## Exercise details
All lines in which the word "Popular" occurs are to be extracted.

___

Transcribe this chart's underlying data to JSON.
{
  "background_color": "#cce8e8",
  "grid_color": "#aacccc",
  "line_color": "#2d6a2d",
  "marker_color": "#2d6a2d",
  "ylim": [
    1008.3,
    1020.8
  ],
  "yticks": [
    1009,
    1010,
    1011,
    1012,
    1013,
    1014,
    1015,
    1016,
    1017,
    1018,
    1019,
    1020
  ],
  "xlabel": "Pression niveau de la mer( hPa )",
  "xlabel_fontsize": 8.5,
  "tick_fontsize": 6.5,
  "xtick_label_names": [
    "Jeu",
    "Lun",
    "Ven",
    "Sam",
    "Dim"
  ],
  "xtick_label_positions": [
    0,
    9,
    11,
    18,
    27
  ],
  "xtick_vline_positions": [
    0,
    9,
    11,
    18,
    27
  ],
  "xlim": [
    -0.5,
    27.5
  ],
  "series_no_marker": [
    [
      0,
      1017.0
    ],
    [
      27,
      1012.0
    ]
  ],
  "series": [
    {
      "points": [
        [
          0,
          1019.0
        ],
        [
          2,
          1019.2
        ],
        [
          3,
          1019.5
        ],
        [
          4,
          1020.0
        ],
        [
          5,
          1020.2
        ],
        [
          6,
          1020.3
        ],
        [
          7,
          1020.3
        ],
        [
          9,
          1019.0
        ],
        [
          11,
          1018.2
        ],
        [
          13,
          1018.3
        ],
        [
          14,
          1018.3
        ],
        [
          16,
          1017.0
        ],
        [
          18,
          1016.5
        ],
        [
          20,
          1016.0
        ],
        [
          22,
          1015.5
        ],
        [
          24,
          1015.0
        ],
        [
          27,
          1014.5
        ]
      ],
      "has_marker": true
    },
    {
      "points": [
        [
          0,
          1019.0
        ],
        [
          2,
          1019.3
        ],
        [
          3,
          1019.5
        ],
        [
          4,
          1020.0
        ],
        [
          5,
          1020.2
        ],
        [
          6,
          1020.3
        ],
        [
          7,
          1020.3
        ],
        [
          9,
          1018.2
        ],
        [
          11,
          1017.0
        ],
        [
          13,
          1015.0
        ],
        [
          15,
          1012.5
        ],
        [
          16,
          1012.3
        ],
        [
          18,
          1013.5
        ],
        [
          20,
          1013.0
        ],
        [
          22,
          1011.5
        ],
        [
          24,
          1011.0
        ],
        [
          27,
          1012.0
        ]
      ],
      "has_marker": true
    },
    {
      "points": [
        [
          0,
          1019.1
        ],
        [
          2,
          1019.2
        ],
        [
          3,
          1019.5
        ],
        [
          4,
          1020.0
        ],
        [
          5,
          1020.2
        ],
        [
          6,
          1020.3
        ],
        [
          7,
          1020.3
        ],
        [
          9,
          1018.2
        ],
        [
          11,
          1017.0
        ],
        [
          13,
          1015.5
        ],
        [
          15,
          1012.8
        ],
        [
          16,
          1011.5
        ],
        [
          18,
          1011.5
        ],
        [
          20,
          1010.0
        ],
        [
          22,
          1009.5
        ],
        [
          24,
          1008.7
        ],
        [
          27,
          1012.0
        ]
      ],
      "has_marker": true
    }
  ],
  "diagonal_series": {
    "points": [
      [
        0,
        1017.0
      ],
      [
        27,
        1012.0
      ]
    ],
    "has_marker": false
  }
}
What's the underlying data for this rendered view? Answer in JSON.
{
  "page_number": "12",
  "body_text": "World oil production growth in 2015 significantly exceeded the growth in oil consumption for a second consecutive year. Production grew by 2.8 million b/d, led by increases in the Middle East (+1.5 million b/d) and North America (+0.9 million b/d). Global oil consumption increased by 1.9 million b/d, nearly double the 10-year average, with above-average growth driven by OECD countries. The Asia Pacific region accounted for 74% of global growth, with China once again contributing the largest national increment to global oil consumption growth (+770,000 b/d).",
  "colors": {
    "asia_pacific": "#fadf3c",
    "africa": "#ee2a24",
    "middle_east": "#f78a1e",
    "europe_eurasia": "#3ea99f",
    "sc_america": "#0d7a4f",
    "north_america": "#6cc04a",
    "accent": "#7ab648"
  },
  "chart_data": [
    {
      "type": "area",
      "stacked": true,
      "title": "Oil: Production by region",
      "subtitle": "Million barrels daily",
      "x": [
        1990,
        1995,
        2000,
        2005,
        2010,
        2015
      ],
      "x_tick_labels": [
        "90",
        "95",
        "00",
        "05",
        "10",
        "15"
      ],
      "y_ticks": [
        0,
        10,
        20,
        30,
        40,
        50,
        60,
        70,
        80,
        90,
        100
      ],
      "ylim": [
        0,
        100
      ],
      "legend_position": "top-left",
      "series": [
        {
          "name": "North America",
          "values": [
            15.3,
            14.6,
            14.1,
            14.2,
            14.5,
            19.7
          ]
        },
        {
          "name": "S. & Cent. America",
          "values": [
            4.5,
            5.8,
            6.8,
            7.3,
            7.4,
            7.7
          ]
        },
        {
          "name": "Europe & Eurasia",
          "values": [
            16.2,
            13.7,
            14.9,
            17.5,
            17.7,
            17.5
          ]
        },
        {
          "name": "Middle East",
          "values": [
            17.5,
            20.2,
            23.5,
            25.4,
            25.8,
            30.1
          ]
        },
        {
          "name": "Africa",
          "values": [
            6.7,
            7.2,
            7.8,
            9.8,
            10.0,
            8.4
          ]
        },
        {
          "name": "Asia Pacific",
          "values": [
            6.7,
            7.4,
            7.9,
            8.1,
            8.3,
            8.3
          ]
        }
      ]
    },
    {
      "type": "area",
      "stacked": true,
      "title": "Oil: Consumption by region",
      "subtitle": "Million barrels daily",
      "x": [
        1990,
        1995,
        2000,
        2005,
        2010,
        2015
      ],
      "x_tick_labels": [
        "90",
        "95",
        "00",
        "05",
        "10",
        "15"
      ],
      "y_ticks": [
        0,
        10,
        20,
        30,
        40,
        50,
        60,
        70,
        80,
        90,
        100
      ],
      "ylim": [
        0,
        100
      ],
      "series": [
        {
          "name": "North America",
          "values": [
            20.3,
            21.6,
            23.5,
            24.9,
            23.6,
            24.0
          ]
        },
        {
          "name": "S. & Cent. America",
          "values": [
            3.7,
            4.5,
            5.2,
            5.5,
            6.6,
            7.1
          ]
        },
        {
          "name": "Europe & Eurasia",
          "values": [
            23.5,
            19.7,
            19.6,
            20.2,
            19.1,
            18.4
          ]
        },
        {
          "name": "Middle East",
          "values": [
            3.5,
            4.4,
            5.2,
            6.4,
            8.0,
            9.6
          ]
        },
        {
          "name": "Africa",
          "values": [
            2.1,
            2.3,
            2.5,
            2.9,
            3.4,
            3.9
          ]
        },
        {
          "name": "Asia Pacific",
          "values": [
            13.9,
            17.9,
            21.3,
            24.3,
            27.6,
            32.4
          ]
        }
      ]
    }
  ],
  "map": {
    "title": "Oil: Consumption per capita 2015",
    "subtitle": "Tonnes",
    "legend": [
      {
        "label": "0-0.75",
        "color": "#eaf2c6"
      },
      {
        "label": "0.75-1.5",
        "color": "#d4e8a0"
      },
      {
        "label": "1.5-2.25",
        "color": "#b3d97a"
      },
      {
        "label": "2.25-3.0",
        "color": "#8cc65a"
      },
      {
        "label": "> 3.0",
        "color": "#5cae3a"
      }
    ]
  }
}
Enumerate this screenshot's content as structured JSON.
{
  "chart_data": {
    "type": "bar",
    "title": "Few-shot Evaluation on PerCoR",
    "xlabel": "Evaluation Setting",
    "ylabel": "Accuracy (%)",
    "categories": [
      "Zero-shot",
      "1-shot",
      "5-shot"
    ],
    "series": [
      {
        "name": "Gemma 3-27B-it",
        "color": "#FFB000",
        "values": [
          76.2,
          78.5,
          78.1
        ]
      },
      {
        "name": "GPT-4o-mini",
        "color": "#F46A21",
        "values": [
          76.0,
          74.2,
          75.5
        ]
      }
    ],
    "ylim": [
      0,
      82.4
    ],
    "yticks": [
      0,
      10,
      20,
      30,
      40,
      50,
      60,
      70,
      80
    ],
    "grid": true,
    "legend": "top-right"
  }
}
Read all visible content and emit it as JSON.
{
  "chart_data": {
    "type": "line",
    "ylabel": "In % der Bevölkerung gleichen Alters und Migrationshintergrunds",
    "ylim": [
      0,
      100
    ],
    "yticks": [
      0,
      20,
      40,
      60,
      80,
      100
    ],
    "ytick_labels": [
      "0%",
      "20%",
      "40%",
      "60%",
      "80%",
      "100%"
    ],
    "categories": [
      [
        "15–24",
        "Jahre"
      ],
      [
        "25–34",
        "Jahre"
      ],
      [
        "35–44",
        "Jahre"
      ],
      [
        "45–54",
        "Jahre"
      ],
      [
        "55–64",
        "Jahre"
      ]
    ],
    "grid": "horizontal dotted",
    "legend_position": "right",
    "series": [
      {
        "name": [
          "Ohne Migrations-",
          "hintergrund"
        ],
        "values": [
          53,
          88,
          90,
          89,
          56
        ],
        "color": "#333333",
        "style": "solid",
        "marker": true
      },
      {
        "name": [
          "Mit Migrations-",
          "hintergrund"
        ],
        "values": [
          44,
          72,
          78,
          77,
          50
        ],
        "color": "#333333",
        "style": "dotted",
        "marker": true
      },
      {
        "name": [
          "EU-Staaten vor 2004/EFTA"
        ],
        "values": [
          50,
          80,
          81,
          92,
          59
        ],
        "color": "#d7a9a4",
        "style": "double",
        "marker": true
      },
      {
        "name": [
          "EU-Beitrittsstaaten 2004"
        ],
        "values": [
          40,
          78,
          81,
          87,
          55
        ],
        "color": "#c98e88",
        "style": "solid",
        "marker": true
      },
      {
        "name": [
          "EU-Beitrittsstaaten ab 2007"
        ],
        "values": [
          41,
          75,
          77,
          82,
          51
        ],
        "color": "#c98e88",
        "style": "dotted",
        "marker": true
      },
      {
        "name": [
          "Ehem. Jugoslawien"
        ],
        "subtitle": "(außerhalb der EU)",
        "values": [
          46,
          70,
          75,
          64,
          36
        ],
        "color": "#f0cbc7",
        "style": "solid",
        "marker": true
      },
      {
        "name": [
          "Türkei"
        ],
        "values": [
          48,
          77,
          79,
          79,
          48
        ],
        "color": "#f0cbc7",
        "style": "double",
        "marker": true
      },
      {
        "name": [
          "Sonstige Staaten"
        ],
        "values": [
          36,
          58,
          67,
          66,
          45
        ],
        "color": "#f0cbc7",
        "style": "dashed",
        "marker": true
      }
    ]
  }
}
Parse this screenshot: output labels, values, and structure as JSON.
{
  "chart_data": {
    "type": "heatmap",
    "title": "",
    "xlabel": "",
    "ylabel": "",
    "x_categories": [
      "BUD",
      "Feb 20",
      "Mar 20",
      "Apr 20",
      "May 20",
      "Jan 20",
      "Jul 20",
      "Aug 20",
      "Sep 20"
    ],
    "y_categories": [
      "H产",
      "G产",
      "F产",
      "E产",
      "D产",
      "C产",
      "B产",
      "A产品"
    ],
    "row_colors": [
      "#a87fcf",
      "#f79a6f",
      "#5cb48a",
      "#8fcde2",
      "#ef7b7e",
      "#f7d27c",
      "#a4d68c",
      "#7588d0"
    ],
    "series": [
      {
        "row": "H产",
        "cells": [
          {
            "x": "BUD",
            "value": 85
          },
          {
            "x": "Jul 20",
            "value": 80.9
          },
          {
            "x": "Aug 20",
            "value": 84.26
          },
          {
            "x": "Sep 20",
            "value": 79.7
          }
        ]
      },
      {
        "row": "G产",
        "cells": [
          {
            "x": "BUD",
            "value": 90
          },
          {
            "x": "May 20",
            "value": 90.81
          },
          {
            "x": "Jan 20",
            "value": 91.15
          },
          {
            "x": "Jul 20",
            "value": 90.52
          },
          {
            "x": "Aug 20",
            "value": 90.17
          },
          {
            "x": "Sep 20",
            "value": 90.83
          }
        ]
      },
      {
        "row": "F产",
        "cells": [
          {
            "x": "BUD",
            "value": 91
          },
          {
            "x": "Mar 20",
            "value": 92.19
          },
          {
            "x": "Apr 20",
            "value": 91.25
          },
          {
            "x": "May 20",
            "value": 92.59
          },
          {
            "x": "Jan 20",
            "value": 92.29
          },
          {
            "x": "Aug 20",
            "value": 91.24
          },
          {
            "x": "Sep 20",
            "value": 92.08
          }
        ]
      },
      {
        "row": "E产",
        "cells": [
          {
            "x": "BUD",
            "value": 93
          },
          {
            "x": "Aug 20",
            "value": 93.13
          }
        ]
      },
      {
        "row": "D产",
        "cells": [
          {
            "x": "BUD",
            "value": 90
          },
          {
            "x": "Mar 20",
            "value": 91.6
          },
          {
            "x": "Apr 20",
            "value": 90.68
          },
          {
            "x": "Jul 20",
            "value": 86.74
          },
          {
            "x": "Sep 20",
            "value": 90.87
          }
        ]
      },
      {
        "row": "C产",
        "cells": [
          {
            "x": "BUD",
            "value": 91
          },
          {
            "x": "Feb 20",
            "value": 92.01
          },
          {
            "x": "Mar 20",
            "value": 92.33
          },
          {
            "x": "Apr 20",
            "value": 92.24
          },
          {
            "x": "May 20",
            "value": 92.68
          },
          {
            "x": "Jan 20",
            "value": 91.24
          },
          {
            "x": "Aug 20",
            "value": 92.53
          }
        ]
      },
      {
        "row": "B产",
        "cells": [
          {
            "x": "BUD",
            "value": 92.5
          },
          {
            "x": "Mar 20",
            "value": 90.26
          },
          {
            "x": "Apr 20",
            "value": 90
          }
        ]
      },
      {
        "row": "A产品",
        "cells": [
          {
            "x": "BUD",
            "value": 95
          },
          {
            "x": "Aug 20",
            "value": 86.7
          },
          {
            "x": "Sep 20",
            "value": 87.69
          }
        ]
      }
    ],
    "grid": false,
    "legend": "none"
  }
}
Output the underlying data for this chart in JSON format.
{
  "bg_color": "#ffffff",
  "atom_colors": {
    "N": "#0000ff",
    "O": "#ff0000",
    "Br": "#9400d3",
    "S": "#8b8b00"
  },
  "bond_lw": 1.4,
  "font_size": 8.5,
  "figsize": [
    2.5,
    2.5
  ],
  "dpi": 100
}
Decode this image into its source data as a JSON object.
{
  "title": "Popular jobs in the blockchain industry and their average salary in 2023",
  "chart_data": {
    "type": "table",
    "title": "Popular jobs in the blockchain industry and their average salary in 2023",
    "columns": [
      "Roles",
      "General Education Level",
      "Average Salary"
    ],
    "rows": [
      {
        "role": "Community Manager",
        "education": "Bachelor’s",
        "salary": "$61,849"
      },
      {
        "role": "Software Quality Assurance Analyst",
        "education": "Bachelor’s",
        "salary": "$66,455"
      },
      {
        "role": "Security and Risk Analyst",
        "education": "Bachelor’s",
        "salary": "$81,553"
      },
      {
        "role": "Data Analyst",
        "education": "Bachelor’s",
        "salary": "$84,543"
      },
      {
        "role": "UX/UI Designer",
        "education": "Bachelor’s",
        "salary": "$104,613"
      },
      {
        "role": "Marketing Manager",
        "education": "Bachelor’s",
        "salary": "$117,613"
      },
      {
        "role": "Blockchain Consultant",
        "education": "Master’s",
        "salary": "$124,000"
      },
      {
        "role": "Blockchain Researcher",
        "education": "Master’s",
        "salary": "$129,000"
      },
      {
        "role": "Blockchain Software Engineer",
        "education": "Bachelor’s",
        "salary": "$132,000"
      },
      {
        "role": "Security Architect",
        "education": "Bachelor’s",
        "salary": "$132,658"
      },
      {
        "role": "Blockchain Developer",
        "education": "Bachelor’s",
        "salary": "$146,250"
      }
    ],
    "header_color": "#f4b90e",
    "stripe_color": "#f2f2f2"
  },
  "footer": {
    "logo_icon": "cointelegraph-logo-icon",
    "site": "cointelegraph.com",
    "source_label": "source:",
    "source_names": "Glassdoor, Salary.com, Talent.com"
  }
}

___

## Full solution
  "title": "Popular jobs in the blockchain industry and their average salary in 2023",
    "title": "Popular jobs in the blockchain industry and their average salary in 2023",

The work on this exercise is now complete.